- **What is needed**: Find every line with the word "name". Copy those lines.

- **Data to process**:
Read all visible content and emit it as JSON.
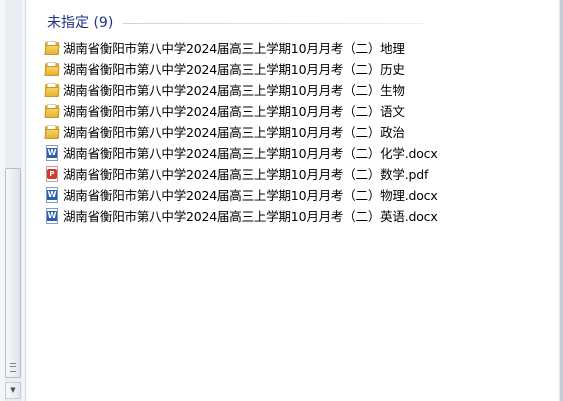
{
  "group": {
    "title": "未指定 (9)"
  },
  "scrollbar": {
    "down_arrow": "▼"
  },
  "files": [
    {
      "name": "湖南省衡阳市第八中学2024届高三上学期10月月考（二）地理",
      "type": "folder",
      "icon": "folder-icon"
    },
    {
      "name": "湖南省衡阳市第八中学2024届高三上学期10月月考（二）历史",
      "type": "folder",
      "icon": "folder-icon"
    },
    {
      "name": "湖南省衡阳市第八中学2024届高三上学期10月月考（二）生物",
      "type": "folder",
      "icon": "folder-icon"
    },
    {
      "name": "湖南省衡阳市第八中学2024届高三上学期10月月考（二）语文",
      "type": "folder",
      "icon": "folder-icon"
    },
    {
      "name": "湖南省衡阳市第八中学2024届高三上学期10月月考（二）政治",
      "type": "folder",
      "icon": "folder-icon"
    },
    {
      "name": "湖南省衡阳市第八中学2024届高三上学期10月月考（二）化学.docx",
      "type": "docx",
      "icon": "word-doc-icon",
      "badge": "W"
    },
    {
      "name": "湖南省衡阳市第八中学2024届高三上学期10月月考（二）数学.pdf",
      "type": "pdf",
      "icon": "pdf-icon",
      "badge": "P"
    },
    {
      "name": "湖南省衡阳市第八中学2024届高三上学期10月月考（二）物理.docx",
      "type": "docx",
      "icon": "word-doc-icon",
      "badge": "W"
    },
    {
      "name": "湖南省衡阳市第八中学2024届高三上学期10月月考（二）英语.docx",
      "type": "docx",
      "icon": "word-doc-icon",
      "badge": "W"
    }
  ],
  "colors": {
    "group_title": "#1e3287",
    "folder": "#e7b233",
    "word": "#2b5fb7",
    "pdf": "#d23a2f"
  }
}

- **Complete response**:
      "name": "湖南省衡阳市第八中学2024届高三上学期10月月考（二）地理",
      "name": "湖南省衡阳市第八中学2024届高三上学期10月月考（二）历史",
      "name": "湖南省衡阳市第八中学2024届高三上学期10月月考（二）生物",
      "name": "湖南省衡阳市第八中学2024届高三上学期10月月考（二）语文",
      "name": "湖南省衡阳市第八中学2024届高三上学期10月月考（二）政治",
      "name": "湖南省衡阳市第八中学2024届高三上学期10月月考（二）化学.docx",
      "name": "湖南省衡阳市第八中学2024届高三上学期10月月考（二）数学.pdf",
      "name": "湖南省衡阳市第八中学2024届高三上学期10月月考（二）物理.docx",
      "name": "湖南省衡阳市第八中学2024届高三上学期10月月考（二）英语.docx",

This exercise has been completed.